* Start DATA LINES *

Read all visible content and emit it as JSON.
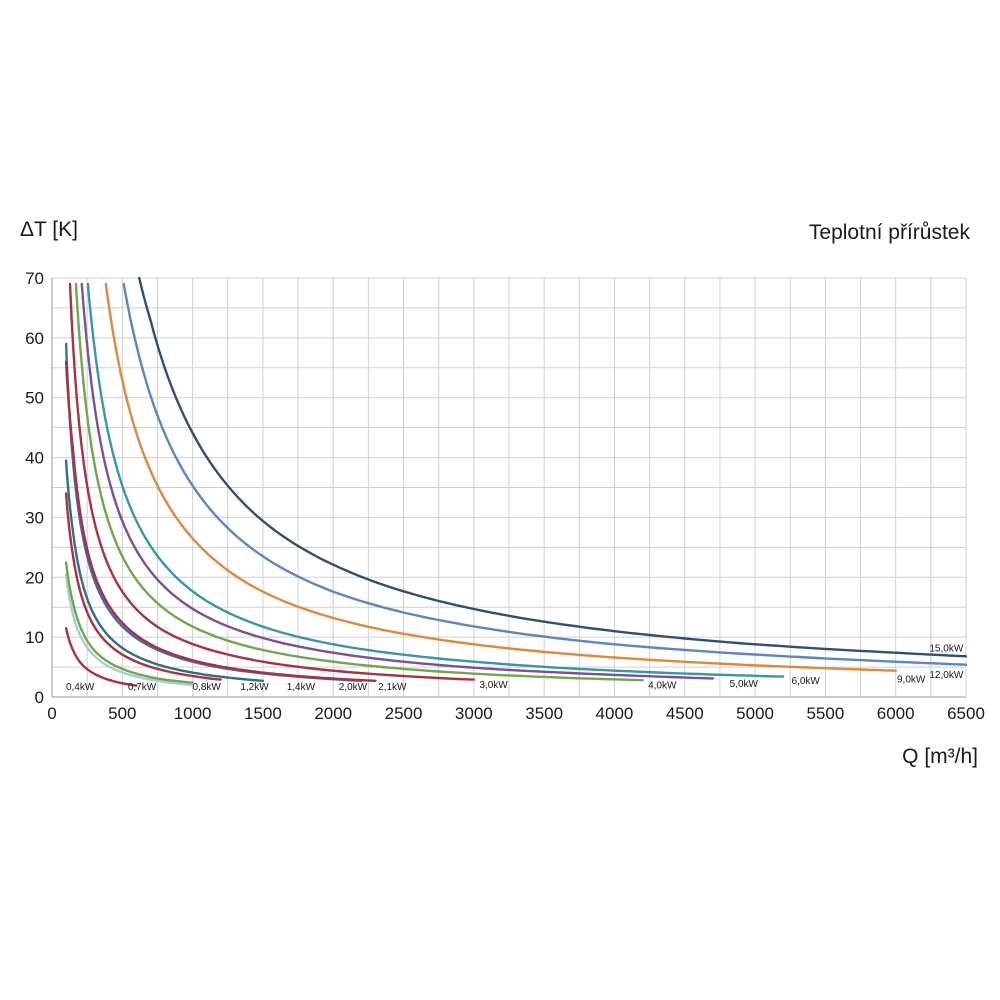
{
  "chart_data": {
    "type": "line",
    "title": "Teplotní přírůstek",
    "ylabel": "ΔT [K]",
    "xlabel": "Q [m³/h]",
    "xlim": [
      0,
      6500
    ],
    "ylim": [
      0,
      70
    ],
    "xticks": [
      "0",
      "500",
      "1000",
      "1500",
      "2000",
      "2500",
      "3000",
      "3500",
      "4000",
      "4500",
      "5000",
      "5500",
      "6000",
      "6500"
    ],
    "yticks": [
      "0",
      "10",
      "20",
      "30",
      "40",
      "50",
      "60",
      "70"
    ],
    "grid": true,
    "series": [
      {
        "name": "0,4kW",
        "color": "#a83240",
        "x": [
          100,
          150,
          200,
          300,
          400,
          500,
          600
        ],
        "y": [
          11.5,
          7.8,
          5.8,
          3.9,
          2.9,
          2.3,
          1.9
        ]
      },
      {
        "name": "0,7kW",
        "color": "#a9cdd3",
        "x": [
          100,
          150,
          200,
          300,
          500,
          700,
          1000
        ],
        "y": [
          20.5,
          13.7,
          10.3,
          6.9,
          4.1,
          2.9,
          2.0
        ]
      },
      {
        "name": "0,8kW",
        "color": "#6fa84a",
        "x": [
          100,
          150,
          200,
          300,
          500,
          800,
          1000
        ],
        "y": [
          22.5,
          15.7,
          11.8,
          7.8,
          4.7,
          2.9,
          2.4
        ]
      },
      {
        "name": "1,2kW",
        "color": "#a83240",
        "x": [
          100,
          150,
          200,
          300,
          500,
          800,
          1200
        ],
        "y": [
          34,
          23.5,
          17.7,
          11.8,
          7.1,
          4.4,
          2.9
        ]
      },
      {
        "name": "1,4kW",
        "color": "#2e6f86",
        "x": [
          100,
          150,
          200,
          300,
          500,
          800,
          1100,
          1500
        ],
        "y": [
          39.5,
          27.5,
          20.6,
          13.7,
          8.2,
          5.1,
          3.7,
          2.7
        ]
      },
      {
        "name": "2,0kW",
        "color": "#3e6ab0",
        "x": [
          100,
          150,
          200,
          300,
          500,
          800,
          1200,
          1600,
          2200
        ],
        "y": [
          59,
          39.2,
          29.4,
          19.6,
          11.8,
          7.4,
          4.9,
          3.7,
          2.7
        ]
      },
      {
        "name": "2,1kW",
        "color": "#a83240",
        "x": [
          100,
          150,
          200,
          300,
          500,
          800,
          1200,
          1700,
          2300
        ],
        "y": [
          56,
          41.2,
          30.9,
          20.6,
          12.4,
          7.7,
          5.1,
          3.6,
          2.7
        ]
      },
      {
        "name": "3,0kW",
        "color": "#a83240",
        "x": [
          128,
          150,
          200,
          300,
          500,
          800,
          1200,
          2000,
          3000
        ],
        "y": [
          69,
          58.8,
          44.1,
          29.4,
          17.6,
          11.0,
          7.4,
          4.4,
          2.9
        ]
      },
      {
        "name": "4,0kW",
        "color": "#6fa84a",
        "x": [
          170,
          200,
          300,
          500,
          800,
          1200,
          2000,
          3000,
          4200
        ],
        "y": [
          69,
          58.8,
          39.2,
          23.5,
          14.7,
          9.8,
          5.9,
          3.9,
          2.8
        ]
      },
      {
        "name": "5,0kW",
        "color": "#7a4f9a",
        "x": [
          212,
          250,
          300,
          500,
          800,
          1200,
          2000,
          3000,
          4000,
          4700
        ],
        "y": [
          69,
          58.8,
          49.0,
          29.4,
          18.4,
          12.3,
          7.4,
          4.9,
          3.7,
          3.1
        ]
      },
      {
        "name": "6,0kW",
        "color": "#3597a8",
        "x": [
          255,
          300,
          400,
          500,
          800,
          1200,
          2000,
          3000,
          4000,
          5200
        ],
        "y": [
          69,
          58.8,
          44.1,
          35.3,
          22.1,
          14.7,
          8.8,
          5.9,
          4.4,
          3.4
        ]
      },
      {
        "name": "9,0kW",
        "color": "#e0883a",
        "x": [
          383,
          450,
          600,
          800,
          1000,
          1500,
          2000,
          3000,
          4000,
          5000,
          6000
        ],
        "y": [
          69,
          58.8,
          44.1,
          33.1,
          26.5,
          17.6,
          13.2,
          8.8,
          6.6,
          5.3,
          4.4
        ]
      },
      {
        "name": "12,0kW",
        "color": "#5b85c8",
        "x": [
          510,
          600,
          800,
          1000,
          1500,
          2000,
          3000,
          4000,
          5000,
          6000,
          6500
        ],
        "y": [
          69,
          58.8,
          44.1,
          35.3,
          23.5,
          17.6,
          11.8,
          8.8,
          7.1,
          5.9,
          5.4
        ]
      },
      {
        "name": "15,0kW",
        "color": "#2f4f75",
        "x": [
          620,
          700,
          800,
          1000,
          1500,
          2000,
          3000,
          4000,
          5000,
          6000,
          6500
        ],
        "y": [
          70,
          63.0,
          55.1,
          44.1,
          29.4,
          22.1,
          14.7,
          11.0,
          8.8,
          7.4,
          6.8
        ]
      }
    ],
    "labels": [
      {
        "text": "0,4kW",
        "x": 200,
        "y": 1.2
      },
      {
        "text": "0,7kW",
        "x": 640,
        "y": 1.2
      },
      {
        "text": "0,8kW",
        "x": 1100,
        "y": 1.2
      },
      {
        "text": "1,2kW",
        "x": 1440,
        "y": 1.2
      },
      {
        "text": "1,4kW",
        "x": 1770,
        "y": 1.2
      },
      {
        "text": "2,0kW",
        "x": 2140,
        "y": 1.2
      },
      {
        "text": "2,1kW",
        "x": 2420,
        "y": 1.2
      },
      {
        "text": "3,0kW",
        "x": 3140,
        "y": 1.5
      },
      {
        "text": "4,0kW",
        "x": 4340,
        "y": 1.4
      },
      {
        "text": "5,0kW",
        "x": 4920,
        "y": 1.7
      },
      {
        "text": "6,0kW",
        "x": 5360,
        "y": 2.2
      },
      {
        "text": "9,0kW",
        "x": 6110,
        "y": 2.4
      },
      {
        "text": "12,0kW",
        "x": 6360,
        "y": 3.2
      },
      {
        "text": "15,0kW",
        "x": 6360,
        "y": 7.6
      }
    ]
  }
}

* End DATA LINES *
* Start DATA LINES *

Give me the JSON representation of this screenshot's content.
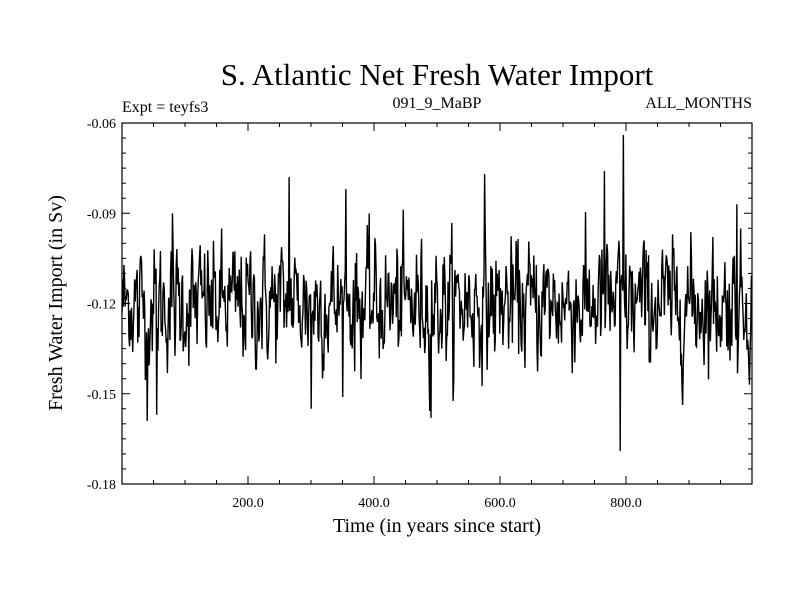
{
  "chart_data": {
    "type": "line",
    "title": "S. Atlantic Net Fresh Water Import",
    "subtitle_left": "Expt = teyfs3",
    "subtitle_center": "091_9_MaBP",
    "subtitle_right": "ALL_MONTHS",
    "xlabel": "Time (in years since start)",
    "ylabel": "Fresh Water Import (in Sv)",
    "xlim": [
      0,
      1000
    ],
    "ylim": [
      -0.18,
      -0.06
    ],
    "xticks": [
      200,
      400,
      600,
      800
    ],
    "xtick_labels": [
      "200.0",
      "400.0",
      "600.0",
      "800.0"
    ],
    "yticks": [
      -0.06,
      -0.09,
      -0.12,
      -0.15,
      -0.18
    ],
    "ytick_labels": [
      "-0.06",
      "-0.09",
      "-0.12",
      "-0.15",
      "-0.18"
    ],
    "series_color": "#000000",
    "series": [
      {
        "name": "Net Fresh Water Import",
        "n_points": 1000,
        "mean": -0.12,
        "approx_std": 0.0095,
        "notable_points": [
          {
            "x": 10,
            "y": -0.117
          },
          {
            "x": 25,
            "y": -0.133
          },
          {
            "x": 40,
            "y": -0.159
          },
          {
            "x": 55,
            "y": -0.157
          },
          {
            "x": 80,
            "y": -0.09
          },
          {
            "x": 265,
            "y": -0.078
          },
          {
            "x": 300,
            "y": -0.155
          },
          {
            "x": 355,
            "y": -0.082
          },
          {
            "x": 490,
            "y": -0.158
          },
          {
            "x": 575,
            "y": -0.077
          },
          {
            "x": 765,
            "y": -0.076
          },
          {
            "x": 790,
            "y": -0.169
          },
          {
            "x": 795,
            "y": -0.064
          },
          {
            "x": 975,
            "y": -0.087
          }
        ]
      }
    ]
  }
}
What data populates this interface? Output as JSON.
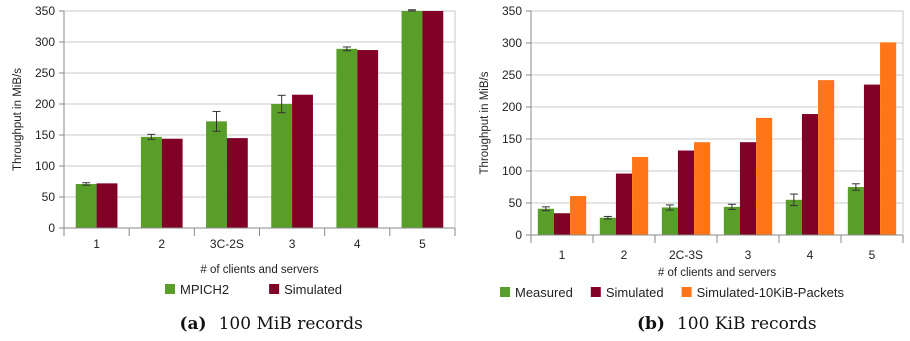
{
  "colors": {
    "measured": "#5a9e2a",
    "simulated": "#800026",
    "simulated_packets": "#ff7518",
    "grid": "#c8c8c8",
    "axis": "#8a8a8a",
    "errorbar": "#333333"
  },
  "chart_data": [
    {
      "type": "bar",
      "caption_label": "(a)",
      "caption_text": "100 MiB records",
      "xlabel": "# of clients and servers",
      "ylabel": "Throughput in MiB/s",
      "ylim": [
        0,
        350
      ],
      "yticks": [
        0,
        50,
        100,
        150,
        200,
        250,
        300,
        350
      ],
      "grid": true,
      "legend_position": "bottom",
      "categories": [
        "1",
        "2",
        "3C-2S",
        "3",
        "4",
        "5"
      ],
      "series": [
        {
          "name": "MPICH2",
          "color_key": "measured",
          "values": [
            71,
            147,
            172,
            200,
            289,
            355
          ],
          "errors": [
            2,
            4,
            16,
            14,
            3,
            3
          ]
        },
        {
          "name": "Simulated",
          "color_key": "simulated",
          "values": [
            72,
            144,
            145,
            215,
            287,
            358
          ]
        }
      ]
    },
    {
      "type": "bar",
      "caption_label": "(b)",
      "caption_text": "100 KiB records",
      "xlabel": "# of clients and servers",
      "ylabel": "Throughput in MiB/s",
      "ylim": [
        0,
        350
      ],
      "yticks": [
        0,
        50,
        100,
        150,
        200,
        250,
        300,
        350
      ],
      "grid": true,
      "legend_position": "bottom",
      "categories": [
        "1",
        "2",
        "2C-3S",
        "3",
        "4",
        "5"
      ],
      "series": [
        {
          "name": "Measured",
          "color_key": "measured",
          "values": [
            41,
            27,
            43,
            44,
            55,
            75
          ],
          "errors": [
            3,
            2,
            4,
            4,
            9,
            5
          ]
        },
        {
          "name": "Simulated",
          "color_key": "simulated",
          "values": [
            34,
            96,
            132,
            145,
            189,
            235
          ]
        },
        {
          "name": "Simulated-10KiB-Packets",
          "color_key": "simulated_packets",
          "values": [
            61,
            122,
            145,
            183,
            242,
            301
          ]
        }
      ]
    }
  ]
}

* End DATA LINES *
* Start DATA LINES *

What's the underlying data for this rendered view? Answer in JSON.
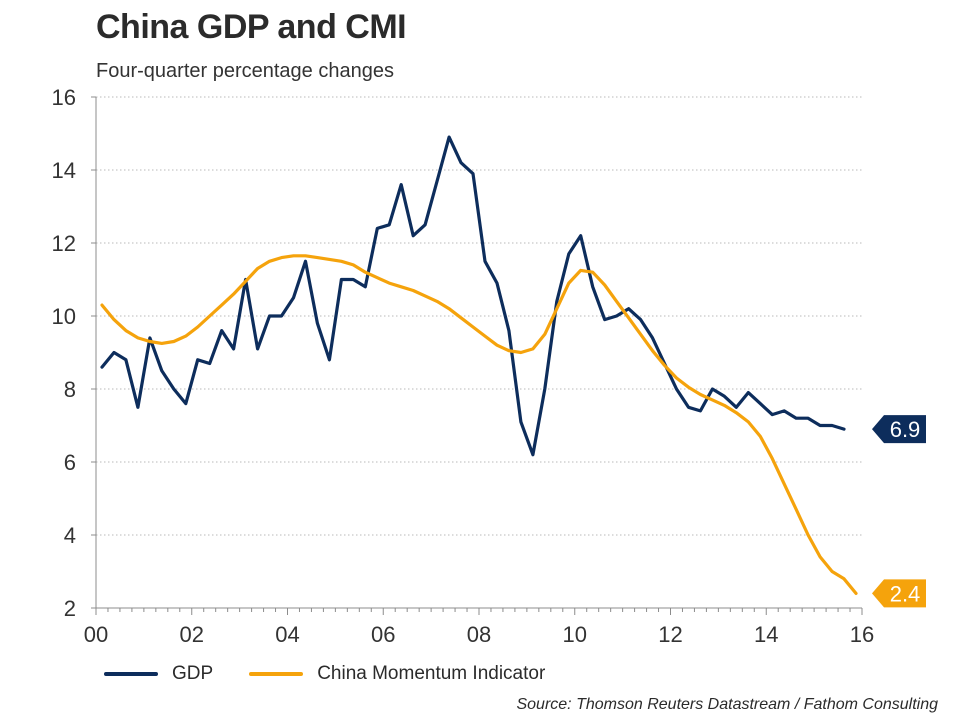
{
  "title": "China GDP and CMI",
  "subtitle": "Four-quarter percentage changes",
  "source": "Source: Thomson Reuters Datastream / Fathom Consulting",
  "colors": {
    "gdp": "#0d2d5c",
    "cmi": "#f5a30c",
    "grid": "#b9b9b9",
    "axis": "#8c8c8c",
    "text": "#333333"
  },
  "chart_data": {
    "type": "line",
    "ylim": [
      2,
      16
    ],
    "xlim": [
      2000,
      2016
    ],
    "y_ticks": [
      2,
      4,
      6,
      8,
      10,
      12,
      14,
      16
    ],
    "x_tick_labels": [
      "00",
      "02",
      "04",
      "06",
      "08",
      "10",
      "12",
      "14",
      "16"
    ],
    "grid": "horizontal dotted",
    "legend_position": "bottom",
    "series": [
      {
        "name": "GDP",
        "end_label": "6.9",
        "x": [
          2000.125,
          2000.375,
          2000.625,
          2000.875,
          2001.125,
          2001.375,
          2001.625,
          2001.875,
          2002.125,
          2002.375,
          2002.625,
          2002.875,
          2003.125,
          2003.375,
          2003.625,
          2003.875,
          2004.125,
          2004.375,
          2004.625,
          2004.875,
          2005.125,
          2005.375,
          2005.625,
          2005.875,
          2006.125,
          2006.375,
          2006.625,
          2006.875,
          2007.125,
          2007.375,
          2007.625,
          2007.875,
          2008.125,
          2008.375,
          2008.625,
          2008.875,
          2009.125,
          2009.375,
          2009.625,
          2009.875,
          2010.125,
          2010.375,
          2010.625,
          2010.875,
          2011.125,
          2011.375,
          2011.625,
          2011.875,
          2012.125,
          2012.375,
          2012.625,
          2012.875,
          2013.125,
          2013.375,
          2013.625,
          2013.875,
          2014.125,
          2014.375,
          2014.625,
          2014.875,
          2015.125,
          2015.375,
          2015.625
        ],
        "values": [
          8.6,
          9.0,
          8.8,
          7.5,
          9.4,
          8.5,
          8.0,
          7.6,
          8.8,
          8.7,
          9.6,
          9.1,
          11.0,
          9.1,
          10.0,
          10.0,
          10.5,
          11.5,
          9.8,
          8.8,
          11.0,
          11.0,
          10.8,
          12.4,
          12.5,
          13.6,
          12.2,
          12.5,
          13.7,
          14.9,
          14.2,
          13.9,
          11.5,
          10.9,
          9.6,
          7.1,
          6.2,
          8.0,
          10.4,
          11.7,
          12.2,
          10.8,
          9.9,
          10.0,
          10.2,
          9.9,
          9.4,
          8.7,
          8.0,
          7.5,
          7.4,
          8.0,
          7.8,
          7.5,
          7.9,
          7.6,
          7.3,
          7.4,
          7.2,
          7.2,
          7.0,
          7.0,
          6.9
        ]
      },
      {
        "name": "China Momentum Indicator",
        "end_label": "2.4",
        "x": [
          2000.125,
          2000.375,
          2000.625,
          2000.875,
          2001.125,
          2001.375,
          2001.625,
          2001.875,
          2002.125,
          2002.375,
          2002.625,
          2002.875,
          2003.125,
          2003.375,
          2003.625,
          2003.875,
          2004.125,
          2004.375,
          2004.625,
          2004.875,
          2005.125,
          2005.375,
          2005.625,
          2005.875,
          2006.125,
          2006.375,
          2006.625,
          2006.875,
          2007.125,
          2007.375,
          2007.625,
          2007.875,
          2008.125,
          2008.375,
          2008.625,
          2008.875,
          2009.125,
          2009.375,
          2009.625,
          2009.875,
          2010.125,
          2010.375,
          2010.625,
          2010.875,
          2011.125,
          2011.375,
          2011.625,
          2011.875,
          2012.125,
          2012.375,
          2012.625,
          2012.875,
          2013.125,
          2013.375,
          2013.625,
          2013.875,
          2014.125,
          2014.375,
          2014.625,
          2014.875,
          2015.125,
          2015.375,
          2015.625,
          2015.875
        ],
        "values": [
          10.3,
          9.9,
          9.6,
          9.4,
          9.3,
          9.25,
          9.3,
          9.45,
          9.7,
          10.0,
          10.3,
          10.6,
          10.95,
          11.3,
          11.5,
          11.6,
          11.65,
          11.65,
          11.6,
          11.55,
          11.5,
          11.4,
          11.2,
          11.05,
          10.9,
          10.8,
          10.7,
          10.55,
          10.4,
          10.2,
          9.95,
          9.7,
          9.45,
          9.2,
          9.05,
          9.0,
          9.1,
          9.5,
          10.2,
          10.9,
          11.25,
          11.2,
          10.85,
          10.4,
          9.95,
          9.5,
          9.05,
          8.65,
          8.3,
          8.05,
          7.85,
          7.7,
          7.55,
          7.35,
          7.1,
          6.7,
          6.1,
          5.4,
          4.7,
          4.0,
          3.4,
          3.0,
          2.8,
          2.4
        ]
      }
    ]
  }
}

* End DATA LINES *

• [WHAT IS REQUIRED]: Pick out each line in the material containing "xlabel".

• [OUTPUT]:
    "xlabel": "Q [m³/h]",
    "xlabel": "Time (in years since start)",
      "xlabel": "# of clients and servers",
      "xlabel": "# of clients and servers",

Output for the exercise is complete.